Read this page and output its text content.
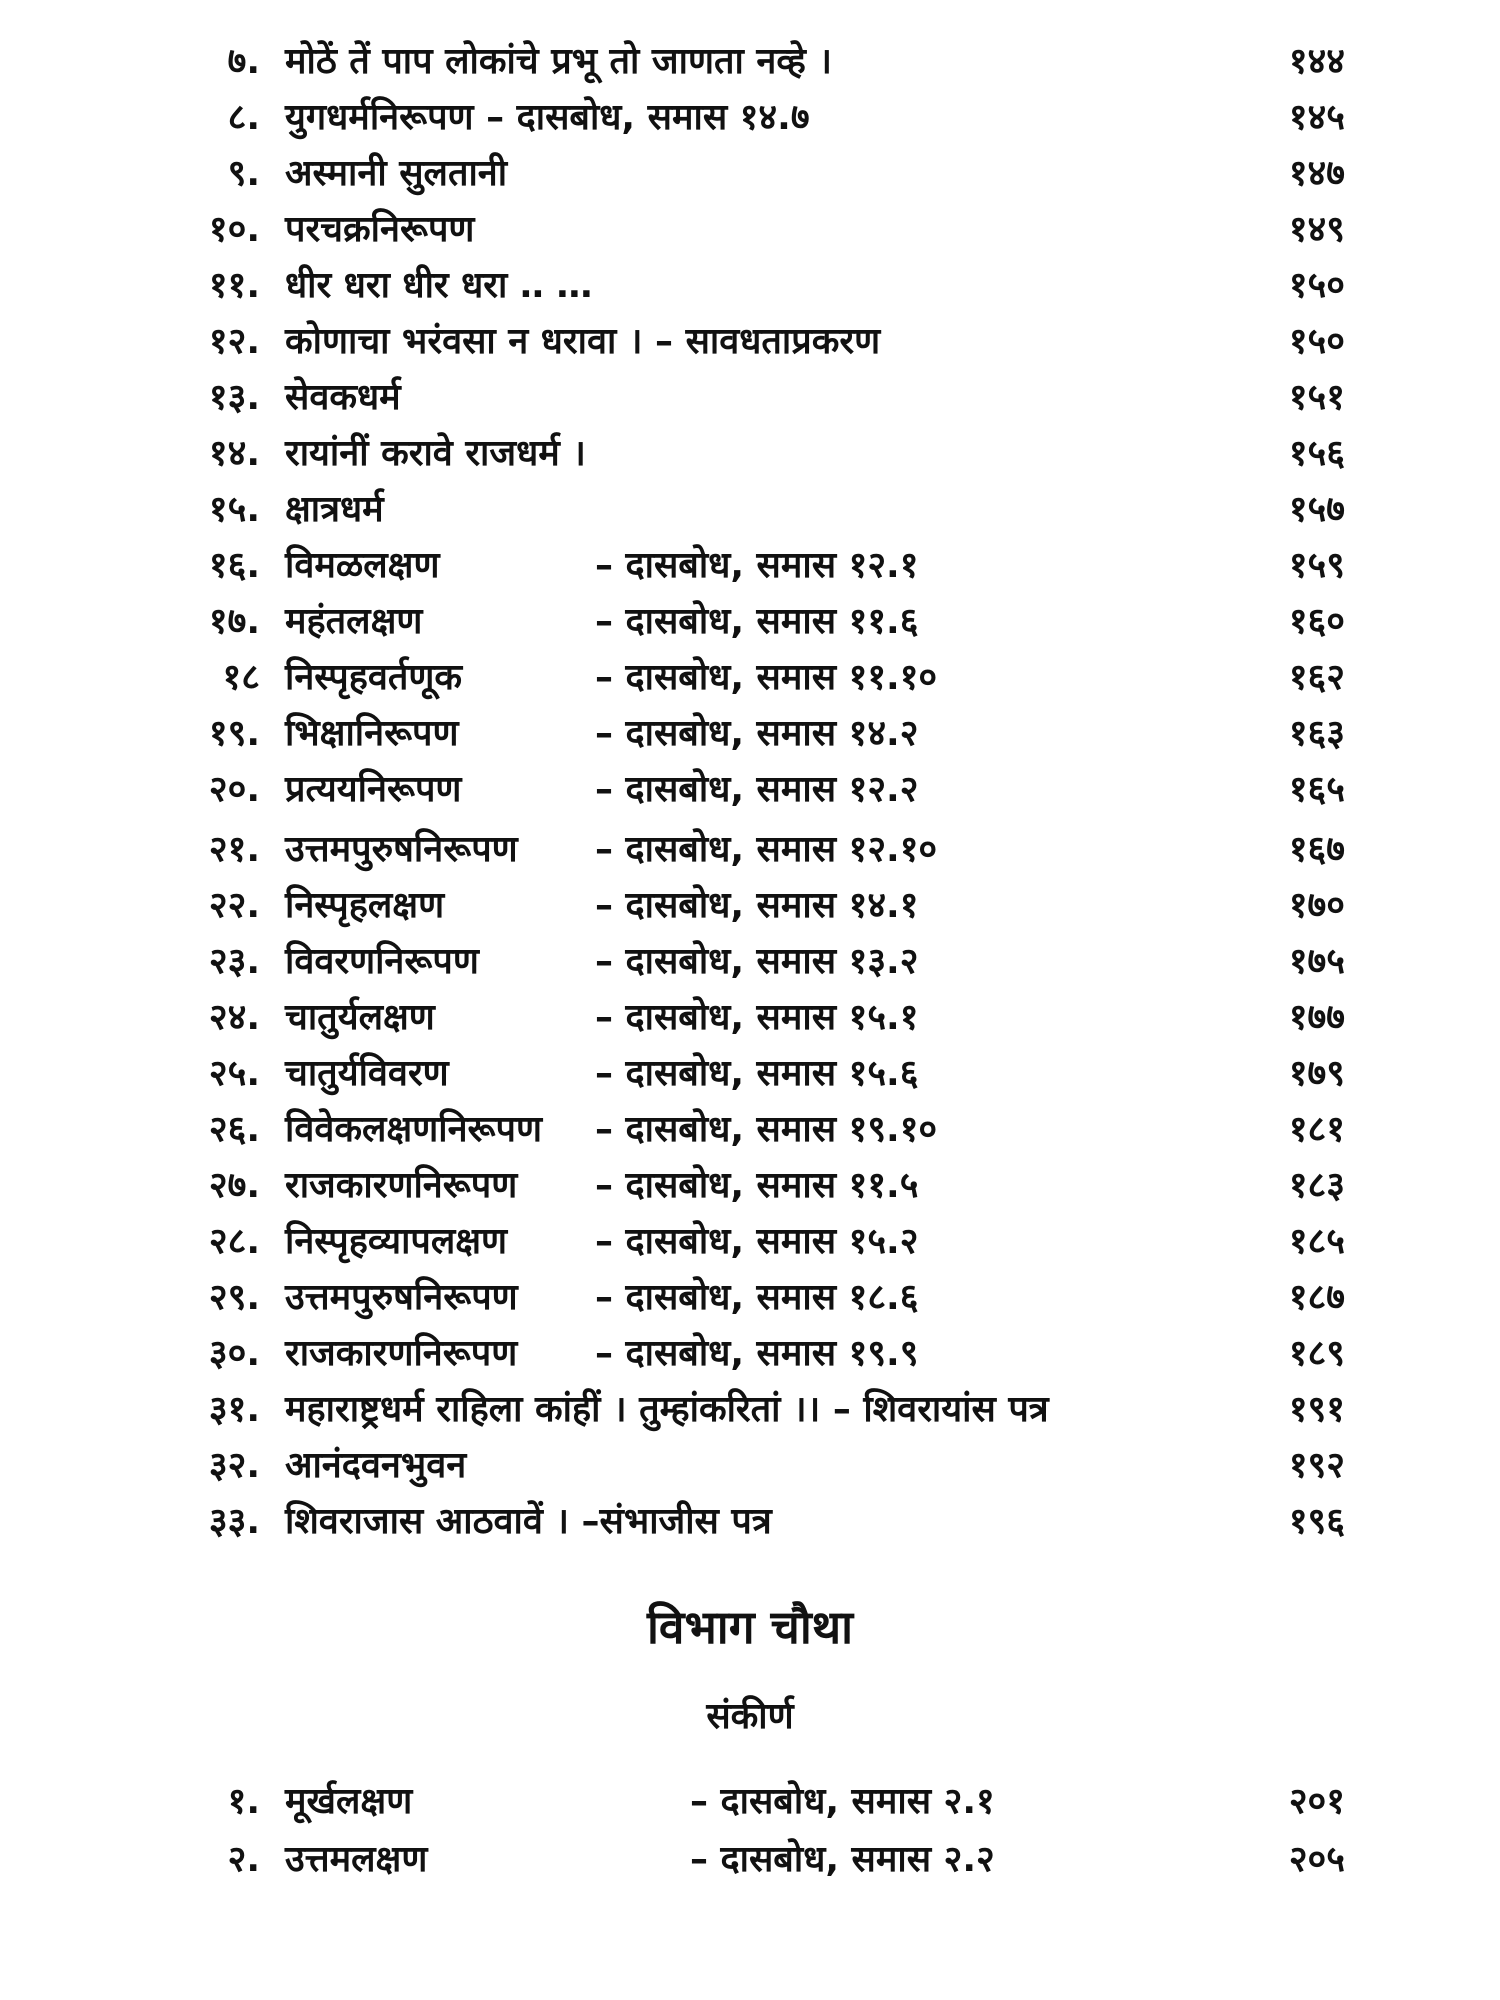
७. मोठें तें पाप लोकांचे प्रभू तो जाणता नव्हे ।	१४४
८. युगधर्मनिरूपण – दासबोध, समास १४.७	१४५
९. अस्मानी सुलतानी	१४७
१०. परचक्रनिरूपण	१४९
११. धीर धरा धीर धरा ‥ …	१५०
१२. कोणाचा भरंवसा न धरावा । – सावधताप्रकरण	१५०
१३. सेवकधर्म	१५१
१४. रायांनीं करावे राजधर्म ।	१५६
१५. क्षात्रधर्म	१५७
१६. विमळलक्षण	– दासबोध, समास १२.१	१५९
१७. महंतलक्षण	– दासबोध, समास ११.६	१६०
१८ निस्पृहवर्तणूक	– दासबोध, समास ११.१०	१६२
१९. भिक्षानिरूपण	– दासबोध, समास १४.२	१६३
२०. प्रत्ययनिरूपण	– दासबोध, समास १२.२	१६५
२१. उत्तमपुरुषनिरूपण – दासबोध, समास १२.१०	१६७
२२. निस्पृहलक्षण	– दासबोध, समास १४.१	१७०
२३. विवरणनिरूपण	– दासबोध, समास १३.२	१७५
२४. चातुर्यलक्षण	– दासबोध, समास १५.१	१७७
२५. चातुर्यविवरण	– दासबोध, समास १५.६	१७९
२६. विवेकलक्षणनिरूपण – दासबोध, समास १९.१०	१८१
२७. राजकारणनिरूपण – दासबोध, समास ११.५	१८३
२८. निस्पृहव्यापलक्षण – दासबोध, समास १५.२	१८५
२९. उत्तमपुरुषनिरूपण – दासबोध, समास १८.६	१८७
३०. राजकारणनिरूपण – दासबोध, समास १९.९	१८९
३१. महाराष्ट्रधर्म राहिला कांहीं । तुम्हांकरितां ।। – शिवरायांस पत्र	१९१
३२. आनंदवनभुवन	१९२
३३. शिवराजास आठवावें । –संभाजीस पत्र	१९६
विभाग चौथा
संकीर्ण
१. मूर्खलक्षण	– दासबोध, समास २.१	२०१
२. उत्तमलक्षण	– दासबोध, समास २.२	२०५
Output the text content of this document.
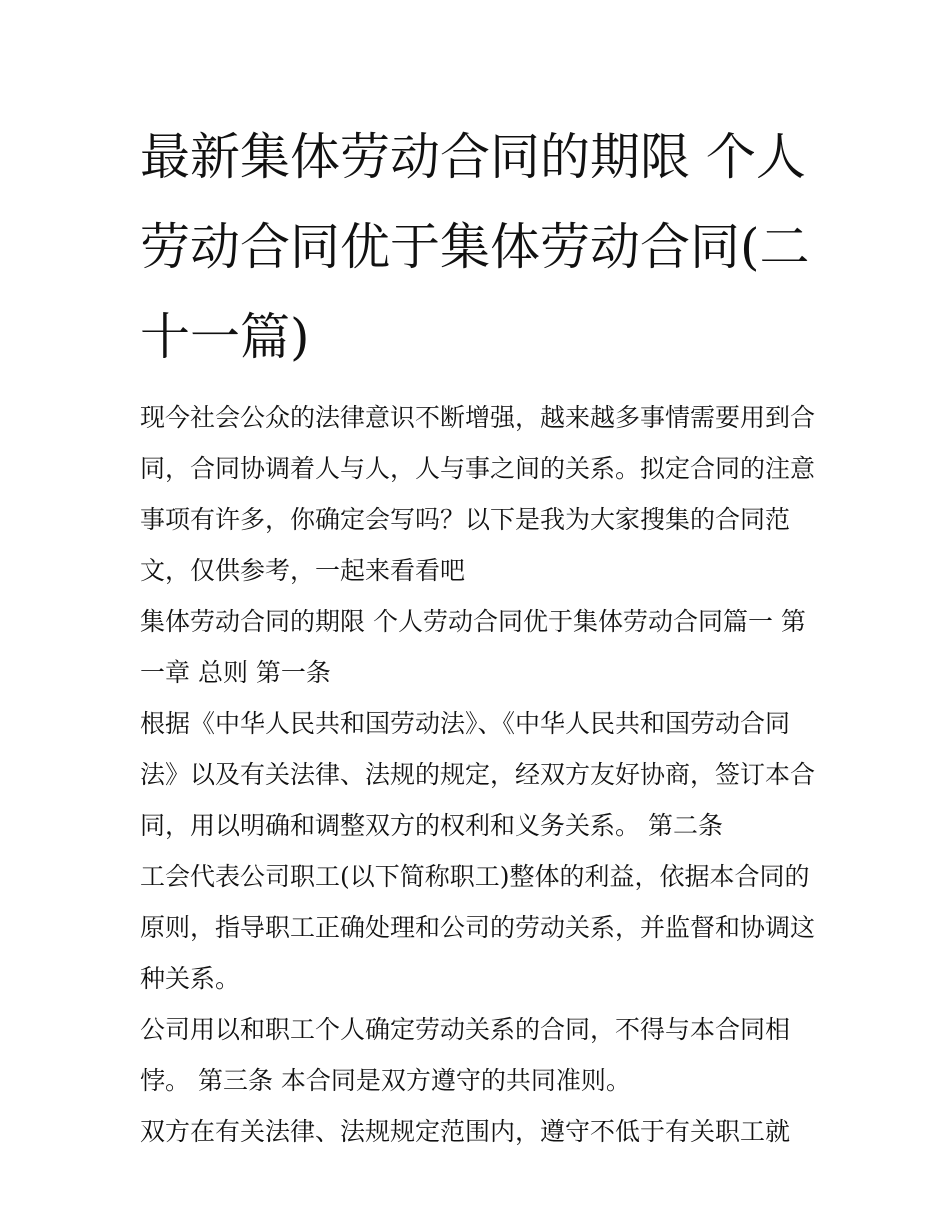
最新集体劳动合同的期限 个人劳动合同优于集体劳动合同(二十一篇)

现今社会公众的法律意识不断增强，越来越多事情需要用到合同，合同协调着人与人，人与事之间的关系。拟定合同的注意事项有许多，你确定会写吗？以下是我为大家搜集的合同范文，仅供参考，一起来看看吧

集体劳动合同的期限 个人劳动合同优于集体劳动合同篇一 第一章 总则 第一条

根据《中华人民共和国劳动法》、《中华人民共和国劳动合同法》以及有关法律、法规的规定，经双方友好协商，签订本合同，用以明确和调整双方的权利和义务关系。 第二条

工会代表公司职工(以下简称职工)整体的利益，依据本合同的原则，指导职工正确处理和公司的劳动关系，并监督和协调这种关系。

公司用以和职工个人确定劳动关系的合同，不得与本合同相悖。 第三条 本合同是双方遵守的共同准则。

双方在有关法律、法规规定范围内，遵守不低于有关职工就
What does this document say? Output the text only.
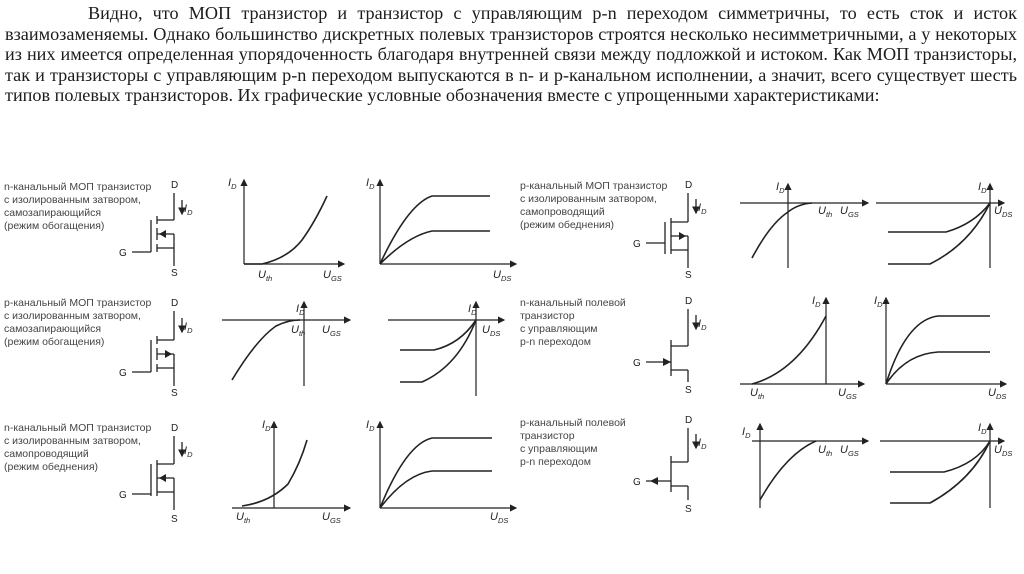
Видно, что МОП транзистор и транзистор с управляющим p-n переходом симметричны, то есть сток и исток взаимозаменяемы. Однако большинство дискретных полевых транзисторов строятся несколько несимметричными, а у некоторых из них имеется определенная упорядоченность благодаря внутренней связи между подложкой и истоком. Как МОП транзисторы, так и транзисторы с управляющим p-n переходом выпускаются в n- и p-канальном исполнении, а значит, всего существует шесть типов полевых транзисторов. Их графические условные обозначения вместе с упрощенными характеристиками:

n-канальный МОП транзистор
с изолированным затвором,
самозапирающийся
(режим обогащения)
p-канальный МОП транзистор
с изолированным затвором,
самозапирающийся
(режим обогащения)
n-канальный МОП транзистор
с изолированным затвором,
самопроводящий
(режим обеднения)
p-канальный МОП транзистор
с изолированным затвором,
самопроводящий
(режим обеднения)
n-канальный полевой
транзистор
с управляющим
p-n переходом
p-канальный полевой
транзистор
с управляющим
p-n переходом
D
$I_D$
G
S
D
$I_D$
G
S
D
$I_D$
G
S
D
$I_D$
G
S
D
$I_D$
G
S
D
$I_D$
G
S
$I_D$
$U_{th}$	$U_{GS}$
$I_D$
$U_{DS}$
$I_D$
$U_{th}$ $U_{GS}$
$I_D$
$U_{DS}$
$I_D$
$U_{th}$ $U_{GS}$
$I_D$
$U_{DS}$
$I_D$
$U_{th}$	$U_{GS}$
$I_D$
$U_{DS}$
$I_D$
$U_{th}$	$U_{GS}$
$I_D$
$U_{DS}$
$I_D$
$U_{th}$ $U_{GS}$
$I_D$
$U_{DS}$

•••

EXERCISE: Look through the entries above and list every line containing "this".

OUTPUT OF THE TASK:
Read this page and output its text content.
Output the text content of this document.
What does this document say? Output the text only.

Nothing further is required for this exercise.